══ Data for the task

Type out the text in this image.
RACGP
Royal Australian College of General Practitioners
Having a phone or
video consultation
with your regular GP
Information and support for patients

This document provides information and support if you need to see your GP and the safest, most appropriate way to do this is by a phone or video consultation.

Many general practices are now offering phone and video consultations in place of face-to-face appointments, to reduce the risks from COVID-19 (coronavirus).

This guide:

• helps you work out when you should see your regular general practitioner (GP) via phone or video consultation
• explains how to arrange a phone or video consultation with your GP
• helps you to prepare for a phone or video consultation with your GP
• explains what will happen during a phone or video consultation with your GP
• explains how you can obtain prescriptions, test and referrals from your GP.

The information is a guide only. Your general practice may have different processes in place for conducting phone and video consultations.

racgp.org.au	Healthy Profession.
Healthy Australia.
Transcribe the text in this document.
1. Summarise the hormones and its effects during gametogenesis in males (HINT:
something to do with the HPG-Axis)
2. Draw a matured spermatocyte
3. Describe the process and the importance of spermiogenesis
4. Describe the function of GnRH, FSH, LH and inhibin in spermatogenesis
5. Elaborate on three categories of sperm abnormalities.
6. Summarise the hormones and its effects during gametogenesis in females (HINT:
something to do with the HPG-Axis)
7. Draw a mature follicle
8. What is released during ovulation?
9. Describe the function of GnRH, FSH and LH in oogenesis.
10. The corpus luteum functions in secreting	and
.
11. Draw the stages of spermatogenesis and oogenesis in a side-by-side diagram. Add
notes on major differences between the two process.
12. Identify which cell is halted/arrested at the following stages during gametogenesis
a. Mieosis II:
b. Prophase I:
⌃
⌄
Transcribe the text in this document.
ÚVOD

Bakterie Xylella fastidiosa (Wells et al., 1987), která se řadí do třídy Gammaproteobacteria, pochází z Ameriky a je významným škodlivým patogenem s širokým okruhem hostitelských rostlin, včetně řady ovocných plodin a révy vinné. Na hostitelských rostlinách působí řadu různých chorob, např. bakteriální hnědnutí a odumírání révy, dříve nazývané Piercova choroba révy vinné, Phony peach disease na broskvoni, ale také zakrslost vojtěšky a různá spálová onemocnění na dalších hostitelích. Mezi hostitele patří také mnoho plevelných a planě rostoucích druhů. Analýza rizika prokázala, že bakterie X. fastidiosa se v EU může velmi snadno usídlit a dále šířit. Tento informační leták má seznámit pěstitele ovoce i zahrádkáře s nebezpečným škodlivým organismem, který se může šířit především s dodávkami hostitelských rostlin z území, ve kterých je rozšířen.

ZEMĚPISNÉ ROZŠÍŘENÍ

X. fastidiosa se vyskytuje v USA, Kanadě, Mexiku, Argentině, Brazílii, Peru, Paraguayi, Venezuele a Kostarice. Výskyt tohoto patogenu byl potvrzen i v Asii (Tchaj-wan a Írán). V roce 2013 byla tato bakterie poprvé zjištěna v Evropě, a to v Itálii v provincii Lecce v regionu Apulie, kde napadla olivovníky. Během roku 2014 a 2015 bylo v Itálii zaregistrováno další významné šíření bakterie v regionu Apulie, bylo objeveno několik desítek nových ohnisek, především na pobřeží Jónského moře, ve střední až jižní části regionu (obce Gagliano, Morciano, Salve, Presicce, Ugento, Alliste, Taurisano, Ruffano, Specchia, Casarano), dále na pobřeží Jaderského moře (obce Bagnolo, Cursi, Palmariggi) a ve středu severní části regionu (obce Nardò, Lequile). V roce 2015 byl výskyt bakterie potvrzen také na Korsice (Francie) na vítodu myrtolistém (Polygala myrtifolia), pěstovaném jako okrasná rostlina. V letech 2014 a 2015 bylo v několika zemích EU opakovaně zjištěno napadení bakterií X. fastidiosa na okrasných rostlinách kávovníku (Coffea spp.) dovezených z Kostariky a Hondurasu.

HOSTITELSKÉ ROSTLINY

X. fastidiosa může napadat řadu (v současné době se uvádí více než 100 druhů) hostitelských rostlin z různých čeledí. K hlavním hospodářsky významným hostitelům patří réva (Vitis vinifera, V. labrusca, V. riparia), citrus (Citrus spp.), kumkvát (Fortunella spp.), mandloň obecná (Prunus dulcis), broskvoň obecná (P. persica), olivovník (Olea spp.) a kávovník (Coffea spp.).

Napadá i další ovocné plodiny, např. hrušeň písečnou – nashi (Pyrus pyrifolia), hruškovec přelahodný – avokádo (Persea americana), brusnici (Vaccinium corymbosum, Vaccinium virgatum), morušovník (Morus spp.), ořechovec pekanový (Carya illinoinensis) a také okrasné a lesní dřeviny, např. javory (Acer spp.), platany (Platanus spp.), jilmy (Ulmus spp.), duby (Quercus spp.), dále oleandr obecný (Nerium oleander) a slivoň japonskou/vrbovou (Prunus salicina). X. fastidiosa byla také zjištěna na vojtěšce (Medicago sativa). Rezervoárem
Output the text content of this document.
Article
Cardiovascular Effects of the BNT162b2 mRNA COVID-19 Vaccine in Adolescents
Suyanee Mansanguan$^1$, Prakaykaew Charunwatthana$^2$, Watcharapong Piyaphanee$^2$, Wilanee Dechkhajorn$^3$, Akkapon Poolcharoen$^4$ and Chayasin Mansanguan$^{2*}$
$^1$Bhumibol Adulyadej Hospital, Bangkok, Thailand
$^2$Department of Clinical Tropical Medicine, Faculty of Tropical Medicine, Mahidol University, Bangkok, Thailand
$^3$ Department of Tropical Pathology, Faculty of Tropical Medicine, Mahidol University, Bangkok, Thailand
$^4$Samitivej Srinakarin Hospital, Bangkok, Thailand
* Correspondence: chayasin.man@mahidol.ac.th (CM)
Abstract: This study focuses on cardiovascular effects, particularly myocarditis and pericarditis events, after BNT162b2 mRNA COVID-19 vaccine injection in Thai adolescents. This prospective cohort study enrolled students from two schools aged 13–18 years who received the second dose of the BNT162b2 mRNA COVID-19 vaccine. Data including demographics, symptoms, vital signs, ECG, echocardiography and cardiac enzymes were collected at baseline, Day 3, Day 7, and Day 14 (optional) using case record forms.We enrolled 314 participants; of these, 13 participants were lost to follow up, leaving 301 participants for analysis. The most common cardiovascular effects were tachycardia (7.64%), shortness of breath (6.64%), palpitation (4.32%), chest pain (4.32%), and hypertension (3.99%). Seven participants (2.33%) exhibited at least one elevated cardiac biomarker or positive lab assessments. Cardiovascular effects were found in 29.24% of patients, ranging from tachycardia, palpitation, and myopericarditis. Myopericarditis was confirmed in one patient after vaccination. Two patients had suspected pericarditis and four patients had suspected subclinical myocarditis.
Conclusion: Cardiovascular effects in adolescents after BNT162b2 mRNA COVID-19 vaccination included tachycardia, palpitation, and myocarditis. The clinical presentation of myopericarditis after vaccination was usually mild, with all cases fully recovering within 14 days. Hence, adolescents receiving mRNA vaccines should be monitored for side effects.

════

Work to be completed: For each line above that holds the string "Department", provide a copy of that line.

Response:
$^2$Department of Clinical Tropical Medicine, Faculty of Tropical Medicine, Mahidol University, Bangkok, Thailand
$^3$ Department of Tropical Pathology, Faculty of Tropical Medicine, Mahidol University, Bangkok, Thailand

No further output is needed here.